Exercise brief:
Pick out each line of the records in which the word "kindergarten" appears.

Listed entries:

-*-*-

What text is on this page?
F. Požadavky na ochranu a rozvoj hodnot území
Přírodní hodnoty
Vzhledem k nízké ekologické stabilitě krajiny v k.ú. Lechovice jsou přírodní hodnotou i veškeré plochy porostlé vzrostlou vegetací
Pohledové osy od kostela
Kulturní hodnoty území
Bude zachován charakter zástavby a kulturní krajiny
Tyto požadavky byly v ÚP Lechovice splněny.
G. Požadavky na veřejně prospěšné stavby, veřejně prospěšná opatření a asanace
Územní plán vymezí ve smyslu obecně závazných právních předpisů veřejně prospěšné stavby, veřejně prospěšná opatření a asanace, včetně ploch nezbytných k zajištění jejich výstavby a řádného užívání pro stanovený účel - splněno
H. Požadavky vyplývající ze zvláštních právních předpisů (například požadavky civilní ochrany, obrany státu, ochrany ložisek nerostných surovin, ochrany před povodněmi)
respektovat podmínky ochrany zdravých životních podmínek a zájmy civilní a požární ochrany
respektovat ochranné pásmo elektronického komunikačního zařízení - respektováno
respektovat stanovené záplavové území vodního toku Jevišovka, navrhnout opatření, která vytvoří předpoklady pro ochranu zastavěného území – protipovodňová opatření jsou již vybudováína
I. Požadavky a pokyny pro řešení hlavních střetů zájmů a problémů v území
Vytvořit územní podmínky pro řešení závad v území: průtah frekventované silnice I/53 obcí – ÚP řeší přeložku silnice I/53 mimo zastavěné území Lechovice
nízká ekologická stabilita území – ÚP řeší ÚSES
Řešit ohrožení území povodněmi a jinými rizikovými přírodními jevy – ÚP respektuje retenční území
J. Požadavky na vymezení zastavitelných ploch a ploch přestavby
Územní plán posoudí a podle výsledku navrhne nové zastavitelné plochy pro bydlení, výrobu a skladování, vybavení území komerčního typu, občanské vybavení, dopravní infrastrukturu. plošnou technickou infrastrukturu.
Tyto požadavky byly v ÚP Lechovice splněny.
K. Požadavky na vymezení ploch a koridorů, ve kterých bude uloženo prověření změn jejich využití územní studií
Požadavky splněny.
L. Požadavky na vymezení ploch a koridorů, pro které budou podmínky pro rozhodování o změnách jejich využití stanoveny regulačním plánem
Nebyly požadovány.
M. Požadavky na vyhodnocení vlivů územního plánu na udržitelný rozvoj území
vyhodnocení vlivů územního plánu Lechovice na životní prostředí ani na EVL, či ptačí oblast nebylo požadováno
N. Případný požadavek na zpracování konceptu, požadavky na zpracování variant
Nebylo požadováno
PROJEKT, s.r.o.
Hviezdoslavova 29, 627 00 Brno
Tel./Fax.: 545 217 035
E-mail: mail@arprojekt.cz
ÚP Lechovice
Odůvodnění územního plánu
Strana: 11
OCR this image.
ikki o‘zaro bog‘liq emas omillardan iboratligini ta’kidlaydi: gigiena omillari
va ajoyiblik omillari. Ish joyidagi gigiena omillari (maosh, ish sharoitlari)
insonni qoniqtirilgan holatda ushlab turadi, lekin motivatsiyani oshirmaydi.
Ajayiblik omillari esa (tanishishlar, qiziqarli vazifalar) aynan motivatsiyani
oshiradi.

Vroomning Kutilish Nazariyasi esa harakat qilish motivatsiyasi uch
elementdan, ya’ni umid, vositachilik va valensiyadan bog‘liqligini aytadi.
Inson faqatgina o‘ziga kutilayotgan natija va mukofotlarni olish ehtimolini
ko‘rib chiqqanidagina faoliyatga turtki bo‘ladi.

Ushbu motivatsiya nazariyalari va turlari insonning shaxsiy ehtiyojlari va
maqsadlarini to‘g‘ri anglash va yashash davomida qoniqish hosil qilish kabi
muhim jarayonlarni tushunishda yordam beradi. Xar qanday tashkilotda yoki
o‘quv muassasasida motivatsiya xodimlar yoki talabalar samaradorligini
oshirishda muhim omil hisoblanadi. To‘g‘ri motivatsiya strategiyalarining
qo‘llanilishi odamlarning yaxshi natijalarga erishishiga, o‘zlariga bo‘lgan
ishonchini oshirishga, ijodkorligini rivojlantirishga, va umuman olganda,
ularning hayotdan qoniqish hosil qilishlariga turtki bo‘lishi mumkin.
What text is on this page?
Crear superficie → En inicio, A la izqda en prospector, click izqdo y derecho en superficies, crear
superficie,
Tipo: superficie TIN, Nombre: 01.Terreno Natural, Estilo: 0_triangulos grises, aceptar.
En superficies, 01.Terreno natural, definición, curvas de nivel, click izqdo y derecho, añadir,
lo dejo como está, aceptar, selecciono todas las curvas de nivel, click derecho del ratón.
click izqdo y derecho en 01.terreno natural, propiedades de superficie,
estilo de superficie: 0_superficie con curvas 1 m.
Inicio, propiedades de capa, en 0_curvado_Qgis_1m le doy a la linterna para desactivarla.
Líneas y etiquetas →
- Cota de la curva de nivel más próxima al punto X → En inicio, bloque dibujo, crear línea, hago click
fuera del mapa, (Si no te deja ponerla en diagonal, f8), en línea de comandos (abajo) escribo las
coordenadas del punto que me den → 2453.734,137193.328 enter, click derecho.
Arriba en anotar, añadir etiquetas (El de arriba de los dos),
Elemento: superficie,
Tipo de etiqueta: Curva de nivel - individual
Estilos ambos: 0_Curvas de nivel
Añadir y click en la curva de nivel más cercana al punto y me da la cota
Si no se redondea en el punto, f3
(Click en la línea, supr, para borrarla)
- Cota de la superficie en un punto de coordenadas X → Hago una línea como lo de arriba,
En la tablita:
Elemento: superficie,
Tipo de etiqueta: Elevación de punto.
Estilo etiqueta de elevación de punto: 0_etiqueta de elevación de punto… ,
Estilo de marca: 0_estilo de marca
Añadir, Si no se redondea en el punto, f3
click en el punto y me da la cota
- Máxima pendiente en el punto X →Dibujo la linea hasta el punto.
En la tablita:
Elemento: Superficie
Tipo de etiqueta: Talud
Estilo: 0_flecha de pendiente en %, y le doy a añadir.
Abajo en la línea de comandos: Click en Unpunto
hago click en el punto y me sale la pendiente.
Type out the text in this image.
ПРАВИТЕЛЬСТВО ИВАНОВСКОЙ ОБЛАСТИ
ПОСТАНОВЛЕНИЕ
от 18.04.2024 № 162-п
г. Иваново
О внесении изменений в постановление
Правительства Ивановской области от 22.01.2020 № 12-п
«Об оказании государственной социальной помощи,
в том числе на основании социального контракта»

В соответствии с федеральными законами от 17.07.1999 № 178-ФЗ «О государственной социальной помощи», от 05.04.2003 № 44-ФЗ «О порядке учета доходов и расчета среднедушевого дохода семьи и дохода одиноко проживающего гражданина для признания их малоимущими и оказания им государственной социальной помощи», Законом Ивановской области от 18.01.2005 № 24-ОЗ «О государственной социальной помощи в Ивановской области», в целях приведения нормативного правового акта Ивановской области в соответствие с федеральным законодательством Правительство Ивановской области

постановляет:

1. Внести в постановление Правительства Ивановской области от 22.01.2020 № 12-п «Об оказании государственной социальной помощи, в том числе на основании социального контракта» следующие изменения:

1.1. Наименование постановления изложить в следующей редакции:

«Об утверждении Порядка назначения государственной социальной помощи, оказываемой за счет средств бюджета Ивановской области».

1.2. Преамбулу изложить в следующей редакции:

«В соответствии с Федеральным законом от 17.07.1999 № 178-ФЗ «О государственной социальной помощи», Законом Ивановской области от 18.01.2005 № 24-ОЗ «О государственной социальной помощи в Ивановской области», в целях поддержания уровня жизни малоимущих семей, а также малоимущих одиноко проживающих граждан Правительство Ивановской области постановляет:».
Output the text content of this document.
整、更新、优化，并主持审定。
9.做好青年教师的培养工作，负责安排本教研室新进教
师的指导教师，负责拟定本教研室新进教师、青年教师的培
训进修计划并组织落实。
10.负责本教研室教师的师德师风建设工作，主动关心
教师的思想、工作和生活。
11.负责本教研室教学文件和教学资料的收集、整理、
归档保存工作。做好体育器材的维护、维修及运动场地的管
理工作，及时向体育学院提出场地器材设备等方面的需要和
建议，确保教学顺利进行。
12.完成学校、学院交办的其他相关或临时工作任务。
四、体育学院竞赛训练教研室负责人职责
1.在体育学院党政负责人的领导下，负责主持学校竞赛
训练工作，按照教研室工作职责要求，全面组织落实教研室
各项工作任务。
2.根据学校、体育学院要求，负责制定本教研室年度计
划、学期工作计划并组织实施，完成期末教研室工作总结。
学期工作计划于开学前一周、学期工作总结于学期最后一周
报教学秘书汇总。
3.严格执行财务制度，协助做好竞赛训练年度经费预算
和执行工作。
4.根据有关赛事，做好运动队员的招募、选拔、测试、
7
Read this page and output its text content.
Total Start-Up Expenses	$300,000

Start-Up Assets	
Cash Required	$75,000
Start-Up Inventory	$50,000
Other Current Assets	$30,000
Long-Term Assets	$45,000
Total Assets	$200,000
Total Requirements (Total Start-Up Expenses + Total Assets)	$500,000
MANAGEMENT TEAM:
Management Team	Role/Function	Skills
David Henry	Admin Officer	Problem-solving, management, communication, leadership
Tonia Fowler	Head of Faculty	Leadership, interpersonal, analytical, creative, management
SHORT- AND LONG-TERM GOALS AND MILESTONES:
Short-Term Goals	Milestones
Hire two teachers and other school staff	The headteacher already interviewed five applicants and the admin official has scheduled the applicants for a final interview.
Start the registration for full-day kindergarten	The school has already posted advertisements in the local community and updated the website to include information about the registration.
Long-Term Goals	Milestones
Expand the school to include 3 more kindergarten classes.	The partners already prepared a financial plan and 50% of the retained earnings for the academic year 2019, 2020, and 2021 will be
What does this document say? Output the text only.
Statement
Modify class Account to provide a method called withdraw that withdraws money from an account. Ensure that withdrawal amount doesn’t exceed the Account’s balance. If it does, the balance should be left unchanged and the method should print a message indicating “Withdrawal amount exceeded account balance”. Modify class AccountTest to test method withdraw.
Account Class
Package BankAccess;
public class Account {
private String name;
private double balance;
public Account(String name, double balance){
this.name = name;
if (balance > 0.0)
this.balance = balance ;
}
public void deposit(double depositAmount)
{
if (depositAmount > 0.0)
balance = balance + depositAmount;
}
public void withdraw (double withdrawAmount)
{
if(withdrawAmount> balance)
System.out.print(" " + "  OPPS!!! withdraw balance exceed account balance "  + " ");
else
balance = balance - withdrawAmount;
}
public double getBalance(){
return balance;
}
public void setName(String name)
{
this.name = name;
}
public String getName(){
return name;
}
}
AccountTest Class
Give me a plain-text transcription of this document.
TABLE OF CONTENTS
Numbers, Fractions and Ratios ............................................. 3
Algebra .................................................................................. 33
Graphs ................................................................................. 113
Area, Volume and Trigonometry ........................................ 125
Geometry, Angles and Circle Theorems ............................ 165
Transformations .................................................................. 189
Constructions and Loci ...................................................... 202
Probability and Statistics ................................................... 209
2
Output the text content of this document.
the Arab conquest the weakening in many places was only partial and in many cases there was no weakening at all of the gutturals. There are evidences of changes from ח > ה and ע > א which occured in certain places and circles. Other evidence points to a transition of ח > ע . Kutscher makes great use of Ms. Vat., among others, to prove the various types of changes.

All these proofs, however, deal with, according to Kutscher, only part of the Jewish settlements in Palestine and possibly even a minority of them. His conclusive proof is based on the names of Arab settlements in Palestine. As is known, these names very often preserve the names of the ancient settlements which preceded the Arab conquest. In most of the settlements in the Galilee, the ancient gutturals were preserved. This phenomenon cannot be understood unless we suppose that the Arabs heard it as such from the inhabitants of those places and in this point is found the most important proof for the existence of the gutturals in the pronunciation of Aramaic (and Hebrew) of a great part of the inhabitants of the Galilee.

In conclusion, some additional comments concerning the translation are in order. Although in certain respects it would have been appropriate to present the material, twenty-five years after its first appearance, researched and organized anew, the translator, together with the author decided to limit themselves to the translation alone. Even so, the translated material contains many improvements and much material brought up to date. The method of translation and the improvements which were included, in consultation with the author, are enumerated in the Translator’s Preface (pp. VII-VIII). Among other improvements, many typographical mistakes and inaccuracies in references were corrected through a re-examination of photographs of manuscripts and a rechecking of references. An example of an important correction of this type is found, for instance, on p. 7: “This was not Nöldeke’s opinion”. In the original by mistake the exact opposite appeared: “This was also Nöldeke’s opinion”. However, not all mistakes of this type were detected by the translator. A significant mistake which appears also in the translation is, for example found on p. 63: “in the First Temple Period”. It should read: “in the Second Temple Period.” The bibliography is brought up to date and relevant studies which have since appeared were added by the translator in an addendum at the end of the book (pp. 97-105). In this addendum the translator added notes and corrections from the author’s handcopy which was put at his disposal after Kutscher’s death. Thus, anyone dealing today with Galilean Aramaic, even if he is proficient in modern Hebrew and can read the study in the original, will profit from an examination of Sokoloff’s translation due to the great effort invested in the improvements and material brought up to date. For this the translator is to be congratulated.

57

-*-*-

Task response:
Start the registration for full-day kindergarten	The school has already posted advertisements in the local community and updated the website to include information about the registration.
Expand the school to include 3 more kindergarten classes.	The partners already prepared a financial plan and 50% of the retained earnings for the academic year 2019, 2020, and 2021 will be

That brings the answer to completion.